> [INSTRUCTIONS TO FOLLOW] Below are some records. Copy every line in them that holds "groups".

> [RECORDS PROVIDED]
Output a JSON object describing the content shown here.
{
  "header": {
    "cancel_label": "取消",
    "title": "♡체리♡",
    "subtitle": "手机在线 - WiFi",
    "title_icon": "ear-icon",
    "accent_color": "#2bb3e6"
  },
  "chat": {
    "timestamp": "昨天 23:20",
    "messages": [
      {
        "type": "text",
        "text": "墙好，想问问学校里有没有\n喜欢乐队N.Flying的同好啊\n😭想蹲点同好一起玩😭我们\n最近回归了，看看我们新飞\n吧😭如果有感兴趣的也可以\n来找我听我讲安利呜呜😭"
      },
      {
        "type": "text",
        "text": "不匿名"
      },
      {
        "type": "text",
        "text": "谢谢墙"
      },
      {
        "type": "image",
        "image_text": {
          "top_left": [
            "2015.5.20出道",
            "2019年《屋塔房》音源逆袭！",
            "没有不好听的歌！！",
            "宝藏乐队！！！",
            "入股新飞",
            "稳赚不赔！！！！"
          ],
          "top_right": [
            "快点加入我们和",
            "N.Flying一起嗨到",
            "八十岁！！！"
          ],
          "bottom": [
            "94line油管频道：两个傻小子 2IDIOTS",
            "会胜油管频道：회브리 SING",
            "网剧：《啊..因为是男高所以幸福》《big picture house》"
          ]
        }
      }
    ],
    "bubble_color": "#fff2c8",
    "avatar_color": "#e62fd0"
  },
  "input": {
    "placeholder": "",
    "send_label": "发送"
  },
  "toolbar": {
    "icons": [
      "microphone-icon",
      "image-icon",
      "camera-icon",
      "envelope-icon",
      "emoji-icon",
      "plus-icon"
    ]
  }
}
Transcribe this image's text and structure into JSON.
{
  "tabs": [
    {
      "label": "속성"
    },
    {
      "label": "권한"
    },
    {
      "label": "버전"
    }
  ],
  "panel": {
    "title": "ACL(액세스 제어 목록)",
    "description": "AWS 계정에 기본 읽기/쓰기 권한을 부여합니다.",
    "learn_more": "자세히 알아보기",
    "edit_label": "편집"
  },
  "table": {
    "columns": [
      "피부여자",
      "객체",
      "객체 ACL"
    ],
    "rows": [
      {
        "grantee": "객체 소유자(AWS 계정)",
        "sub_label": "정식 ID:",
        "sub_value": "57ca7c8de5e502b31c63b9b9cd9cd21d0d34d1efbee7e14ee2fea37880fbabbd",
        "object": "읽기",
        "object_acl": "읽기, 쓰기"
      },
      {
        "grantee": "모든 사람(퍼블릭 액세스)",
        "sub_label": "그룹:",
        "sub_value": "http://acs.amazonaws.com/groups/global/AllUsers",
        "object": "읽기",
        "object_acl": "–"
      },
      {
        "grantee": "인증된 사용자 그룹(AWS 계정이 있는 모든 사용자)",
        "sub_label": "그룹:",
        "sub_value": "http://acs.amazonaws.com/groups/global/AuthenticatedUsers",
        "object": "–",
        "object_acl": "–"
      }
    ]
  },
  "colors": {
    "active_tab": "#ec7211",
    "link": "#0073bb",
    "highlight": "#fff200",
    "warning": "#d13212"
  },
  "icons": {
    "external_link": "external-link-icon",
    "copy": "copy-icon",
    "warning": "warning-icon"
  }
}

> [COMPLETED EXERCISE]
        "sub_value": "http://acs.amazonaws.com/groups/global/AllUsers",
        "sub_value": "http://acs.amazonaws.com/groups/global/AuthenticatedUsers",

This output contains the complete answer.